#### STATED PROBLEM:
Below are the records; collect from them each line containing the string "Golf".

[Records from a data source]
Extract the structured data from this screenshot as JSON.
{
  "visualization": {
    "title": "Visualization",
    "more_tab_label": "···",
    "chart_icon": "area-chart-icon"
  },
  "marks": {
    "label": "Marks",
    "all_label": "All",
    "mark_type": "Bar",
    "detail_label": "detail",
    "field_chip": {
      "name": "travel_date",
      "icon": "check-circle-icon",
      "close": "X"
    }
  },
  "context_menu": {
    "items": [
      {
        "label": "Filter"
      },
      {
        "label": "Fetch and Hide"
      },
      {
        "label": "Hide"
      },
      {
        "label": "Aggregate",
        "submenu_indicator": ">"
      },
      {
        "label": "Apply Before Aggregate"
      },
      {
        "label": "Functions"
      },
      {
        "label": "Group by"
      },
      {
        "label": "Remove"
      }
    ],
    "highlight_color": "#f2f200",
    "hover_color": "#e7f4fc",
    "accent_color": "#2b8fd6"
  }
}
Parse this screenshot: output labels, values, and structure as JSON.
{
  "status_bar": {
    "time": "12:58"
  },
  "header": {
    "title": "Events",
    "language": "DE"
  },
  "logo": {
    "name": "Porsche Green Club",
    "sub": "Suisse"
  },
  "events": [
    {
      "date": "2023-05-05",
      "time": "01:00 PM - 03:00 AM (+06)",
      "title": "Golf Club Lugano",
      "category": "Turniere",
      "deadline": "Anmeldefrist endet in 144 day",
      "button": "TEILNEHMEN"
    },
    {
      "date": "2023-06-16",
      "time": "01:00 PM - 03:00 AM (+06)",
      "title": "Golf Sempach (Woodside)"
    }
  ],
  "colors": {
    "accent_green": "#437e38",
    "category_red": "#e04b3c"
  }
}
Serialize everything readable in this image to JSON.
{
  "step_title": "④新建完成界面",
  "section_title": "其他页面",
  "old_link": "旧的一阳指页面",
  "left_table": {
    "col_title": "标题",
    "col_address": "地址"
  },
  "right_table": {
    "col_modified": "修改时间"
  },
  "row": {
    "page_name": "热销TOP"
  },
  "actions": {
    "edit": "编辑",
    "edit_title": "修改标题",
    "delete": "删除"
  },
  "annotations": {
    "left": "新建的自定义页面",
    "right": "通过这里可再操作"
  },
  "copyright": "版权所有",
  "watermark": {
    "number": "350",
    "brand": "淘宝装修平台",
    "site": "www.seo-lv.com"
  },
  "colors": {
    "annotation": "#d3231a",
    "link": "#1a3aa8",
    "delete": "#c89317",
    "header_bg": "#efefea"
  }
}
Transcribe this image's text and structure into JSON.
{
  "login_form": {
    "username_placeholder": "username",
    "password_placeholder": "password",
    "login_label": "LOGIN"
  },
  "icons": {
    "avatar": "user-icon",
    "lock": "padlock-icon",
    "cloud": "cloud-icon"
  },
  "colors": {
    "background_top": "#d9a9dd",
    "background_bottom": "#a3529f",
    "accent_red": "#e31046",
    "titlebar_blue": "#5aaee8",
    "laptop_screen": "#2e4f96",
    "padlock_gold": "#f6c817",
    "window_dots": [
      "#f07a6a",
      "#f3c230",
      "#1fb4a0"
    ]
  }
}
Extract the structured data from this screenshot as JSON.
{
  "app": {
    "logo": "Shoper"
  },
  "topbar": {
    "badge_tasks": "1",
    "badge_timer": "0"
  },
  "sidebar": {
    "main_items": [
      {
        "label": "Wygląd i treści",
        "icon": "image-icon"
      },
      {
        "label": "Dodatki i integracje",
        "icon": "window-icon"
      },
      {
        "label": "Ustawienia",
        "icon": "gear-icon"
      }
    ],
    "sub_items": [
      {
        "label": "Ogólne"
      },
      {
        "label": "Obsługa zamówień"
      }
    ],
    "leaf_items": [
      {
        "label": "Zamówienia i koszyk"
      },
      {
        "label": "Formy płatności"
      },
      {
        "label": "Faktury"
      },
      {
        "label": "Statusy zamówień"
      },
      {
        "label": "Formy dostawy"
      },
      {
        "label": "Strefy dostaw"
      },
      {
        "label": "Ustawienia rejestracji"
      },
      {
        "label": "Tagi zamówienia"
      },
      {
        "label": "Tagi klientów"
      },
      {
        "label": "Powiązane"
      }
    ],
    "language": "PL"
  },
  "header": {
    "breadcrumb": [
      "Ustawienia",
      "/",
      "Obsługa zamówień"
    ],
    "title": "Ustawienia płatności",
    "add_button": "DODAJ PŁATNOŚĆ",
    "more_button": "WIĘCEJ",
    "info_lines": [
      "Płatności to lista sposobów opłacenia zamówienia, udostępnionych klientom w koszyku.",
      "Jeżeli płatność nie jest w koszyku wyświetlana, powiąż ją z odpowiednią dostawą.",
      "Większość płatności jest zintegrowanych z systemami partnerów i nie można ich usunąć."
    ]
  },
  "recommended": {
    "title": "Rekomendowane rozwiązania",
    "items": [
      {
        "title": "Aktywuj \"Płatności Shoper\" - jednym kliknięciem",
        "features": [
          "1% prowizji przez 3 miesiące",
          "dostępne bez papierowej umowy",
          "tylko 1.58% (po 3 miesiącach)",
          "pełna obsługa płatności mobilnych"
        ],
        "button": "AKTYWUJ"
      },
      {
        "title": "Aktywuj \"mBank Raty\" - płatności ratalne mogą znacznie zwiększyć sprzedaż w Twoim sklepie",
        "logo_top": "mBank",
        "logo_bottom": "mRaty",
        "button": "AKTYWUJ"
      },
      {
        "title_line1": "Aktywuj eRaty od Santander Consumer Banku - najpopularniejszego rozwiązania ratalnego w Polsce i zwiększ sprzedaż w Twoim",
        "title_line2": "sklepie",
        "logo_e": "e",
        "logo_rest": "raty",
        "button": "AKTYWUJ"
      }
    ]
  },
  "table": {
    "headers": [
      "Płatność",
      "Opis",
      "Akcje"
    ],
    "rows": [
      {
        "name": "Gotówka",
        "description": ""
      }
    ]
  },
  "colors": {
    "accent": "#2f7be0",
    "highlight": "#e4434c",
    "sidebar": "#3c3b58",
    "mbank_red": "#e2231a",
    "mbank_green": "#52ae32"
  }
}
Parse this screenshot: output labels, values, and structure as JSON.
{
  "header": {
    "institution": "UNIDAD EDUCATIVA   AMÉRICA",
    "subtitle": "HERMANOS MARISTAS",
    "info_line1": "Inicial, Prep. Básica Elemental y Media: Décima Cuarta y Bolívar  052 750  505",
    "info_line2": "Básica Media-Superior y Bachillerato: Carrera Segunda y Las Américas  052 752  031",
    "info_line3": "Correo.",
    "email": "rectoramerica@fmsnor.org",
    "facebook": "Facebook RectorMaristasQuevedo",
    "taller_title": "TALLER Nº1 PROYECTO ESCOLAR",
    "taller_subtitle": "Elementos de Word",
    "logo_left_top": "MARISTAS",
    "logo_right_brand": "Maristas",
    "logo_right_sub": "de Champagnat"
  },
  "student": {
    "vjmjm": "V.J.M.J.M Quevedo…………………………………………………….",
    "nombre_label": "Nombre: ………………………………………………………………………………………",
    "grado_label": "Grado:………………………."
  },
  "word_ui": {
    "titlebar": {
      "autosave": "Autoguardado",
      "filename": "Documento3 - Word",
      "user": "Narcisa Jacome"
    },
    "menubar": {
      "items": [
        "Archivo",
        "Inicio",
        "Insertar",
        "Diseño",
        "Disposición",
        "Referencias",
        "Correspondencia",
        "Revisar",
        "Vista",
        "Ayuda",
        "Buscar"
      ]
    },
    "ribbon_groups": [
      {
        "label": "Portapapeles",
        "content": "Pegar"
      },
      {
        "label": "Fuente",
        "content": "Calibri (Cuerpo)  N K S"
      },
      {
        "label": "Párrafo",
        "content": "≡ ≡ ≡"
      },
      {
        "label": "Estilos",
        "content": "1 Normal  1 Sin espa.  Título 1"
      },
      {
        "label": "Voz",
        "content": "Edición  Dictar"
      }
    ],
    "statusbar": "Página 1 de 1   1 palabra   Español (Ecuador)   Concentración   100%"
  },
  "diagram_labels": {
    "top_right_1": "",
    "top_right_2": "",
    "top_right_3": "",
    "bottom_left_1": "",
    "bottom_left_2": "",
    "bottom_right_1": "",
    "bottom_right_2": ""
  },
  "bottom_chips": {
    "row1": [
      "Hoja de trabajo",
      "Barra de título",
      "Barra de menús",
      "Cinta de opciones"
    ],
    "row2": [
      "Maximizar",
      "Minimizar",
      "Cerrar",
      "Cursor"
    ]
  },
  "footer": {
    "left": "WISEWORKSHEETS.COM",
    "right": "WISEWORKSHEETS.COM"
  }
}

#### RESULT FOR THIS TASK:
      "title": "Golf Club Lugano",
      "title": "Golf Sempach (Woodside)"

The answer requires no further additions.